PROBLEM TO WORK ON: Pull out every line below that holds the word "text".

___ DATA IN THIS EXERCISE

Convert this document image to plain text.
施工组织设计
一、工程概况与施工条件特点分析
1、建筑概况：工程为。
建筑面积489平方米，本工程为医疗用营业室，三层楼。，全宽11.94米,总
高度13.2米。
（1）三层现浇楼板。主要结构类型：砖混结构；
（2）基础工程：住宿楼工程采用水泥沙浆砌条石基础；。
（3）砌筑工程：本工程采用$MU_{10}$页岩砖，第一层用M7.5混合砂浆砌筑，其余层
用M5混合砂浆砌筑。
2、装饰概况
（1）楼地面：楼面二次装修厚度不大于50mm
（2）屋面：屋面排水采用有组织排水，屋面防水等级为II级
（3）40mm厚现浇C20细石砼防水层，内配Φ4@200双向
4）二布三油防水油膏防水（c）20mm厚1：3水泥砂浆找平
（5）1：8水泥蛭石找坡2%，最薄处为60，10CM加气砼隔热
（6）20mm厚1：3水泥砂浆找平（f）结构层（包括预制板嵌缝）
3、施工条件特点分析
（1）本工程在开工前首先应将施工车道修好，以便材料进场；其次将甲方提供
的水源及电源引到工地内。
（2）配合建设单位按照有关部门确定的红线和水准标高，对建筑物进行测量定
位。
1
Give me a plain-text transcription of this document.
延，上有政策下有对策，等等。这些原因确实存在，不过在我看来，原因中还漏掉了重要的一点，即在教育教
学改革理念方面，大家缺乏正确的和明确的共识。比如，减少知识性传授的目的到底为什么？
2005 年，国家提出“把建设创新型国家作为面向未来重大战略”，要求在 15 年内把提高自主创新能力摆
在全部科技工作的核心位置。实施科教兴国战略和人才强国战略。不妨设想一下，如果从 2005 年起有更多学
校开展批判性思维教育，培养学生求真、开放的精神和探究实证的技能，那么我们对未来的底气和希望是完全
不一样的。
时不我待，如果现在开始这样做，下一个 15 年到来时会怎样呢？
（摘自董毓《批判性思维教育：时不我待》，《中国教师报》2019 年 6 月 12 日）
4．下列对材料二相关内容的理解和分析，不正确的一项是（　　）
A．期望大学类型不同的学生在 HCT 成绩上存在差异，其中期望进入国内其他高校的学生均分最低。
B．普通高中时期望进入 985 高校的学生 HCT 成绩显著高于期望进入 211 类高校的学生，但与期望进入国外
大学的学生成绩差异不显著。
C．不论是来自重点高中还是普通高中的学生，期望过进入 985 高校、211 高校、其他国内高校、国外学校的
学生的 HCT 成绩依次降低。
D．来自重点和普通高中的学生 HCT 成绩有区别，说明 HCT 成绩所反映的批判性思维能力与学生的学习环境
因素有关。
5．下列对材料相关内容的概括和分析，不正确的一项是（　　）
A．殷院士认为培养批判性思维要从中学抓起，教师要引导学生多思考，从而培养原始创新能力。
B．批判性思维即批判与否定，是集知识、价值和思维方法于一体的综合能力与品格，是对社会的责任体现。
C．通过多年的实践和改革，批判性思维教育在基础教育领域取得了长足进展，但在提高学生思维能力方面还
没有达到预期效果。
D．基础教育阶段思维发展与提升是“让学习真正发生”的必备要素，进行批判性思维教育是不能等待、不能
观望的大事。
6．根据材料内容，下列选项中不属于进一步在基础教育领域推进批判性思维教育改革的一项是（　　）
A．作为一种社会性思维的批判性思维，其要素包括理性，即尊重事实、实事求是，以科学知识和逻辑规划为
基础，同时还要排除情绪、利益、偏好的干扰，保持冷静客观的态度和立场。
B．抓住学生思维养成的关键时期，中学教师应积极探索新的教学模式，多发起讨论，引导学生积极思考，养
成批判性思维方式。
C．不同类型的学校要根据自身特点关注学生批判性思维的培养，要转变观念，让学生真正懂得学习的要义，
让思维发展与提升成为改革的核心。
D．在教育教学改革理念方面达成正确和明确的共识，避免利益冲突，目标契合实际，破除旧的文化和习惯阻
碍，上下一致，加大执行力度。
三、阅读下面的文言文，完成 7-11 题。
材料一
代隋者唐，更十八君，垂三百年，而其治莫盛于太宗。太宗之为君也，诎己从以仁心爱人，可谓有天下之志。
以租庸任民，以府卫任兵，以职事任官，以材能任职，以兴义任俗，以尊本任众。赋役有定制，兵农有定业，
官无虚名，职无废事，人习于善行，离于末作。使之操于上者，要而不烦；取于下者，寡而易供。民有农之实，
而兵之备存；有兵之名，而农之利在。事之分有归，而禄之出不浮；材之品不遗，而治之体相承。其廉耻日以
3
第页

______

PROBLEM SOLUTION:
Convert this document image to plain text.
Give me a plain-text transcription of this document.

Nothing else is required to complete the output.